● **Required work**
Write out the records below again line for line, without any change. Leave the pictures out of your copy.

[Layout dataset entries]
· · ·

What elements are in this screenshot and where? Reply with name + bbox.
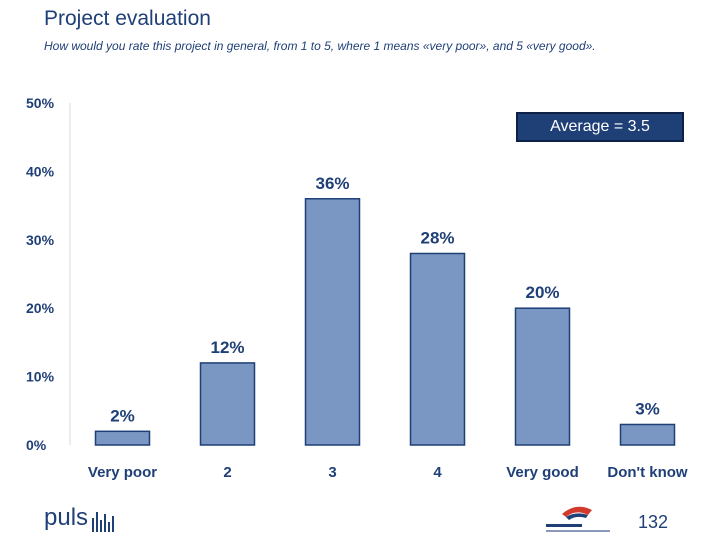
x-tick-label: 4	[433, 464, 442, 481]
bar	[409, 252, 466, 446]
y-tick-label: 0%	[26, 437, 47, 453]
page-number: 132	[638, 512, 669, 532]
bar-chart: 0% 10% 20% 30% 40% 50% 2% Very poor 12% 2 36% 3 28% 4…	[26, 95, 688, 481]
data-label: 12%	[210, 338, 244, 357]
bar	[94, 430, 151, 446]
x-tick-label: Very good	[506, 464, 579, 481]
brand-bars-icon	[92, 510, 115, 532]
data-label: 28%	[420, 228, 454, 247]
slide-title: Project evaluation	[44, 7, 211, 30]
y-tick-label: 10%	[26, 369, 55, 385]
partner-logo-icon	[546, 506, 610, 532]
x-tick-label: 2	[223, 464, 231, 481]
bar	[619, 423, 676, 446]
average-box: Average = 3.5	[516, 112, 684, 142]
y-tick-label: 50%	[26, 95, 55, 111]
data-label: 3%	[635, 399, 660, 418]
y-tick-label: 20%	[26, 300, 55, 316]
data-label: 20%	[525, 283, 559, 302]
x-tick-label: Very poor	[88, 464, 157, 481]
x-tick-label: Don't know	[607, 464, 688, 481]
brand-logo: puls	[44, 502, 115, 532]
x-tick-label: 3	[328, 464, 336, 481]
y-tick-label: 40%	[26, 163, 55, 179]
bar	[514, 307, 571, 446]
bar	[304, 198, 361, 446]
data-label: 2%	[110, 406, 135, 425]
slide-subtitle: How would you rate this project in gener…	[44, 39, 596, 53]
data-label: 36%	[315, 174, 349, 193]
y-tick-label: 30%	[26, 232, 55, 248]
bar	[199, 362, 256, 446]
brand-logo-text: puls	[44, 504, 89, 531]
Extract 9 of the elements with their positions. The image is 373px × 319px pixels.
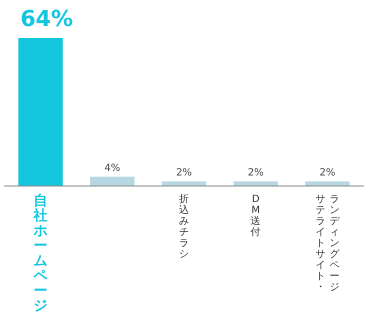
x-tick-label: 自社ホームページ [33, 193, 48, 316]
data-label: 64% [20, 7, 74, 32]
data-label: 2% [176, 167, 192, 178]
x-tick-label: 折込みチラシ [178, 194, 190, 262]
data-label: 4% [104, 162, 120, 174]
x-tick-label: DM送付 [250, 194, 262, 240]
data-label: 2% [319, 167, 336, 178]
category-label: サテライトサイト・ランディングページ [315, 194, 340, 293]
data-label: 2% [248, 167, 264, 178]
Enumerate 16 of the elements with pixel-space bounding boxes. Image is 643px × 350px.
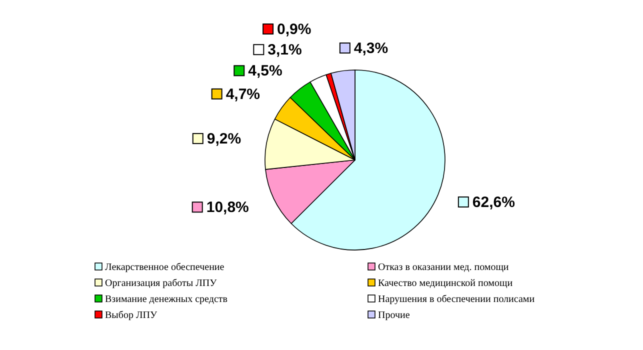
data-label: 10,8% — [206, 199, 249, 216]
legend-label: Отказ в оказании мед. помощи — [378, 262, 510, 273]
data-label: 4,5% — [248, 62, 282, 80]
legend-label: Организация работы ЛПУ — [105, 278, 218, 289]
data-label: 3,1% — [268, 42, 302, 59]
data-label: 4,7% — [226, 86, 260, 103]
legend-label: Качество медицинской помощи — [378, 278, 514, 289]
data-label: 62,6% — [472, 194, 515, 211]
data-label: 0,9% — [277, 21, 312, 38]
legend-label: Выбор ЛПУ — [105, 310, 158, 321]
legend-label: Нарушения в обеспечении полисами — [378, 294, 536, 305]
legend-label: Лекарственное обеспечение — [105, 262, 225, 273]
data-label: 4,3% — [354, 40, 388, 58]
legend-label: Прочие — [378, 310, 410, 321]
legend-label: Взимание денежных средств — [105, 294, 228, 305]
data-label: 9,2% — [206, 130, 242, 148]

· · ·

● **Reply**
What elements are in this screenshot and where? Reply with name + bbox.
x-tick-label: 4	[433, 464, 442, 481]
bar	[409, 252, 466, 446]
y-tick-label: 0%	[26, 437, 47, 453]
page-number: 132	[638, 512, 669, 532]
bar-chart: 0% 10% 20% 30% 40% 50% 2% Very poor 12% 2 36% 3 28% 4…	[26, 95, 688, 481]
data-label: 12%	[210, 338, 244, 357]
bar	[94, 430, 151, 446]
x-tick-label: Very good	[506, 464, 579, 481]
brand-bars-icon	[92, 510, 115, 532]
data-label: 28%	[420, 228, 454, 247]
slide-title: Project evaluation	[44, 7, 211, 30]
y-tick-label: 10%	[26, 369, 55, 385]
partner-logo-icon	[546, 506, 610, 532]
x-tick-label: 2	[223, 464, 231, 481]
bar	[619, 423, 676, 446]
average-box: Average = 3.5	[516, 112, 684, 142]
y-tick-label: 50%	[26, 95, 55, 111]
data-label: 3%	[635, 399, 660, 418]
y-tick-label: 20%	[26, 300, 55, 316]
data-label: 20%	[525, 283, 559, 302]
x-tick-label: Very poor	[88, 464, 157, 481]
x-tick-label: Don't know	[607, 464, 688, 481]
brand-logo: puls	[44, 502, 115, 532]
x-tick-label: 3	[328, 464, 336, 481]
y-tick-label: 40%	[26, 163, 55, 179]
bar	[514, 307, 571, 446]
bar	[304, 198, 361, 446]
data-label: 2%	[110, 406, 135, 425]
slide-subtitle: How would you rate this project in gener…	[44, 39, 596, 53]
data-label: 36%	[315, 174, 349, 193]
y-tick-label: 30%	[26, 232, 55, 248]
bar	[199, 362, 256, 446]
brand-logo-text: puls	[44, 504, 89, 531]
Extract 9 of the elements with their positions. The image is 373px × 319px pixels.
x-tick-label: 自社ホームページ [33, 193, 48, 316]
data-label: 64% [20, 7, 74, 32]
data-label: 2% [176, 167, 192, 178]
x-tick-label: 折込みチラシ [178, 194, 190, 262]
data-label: 4% [104, 162, 120, 174]
x-tick-label: DM送付 [250, 194, 262, 240]
data-label: 2% [319, 167, 336, 178]
category-label: サテライトサイト・ランディングページ [315, 194, 340, 293]
data-label: 2% [248, 167, 264, 178]
Enumerate 16 of the elements with pixel-space bounding boxes. Image is 643px × 350px.
data-label: 10,8% — [206, 199, 249, 216]
legend-label: Отказ в оказании мед. помощи — [378, 262, 510, 273]
data-label: 4,5% — [248, 62, 282, 80]
legend-label: Организация работы ЛПУ — [105, 278, 218, 289]
data-label: 3,1% — [268, 42, 302, 59]
data-label: 4,7% — [226, 86, 260, 103]
legend-label: Качество медицинской помощи — [378, 278, 514, 289]
data-label: 62,6% — [472, 194, 515, 211]
data-label: 0,9% — [277, 21, 312, 38]
legend-label: Выбор ЛПУ — [105, 310, 158, 321]
legend-label: Нарушения в обеспечении полисами — [378, 294, 536, 305]
legend-label: Лекарственное обеспечение — [105, 262, 225, 273]
data-label: 4,3% — [354, 40, 388, 58]
legend-label: Прочие — [378, 310, 410, 321]
legend-label: Взимание денежных средств — [105, 294, 228, 305]
data-label: 9,2% — [206, 130, 242, 148]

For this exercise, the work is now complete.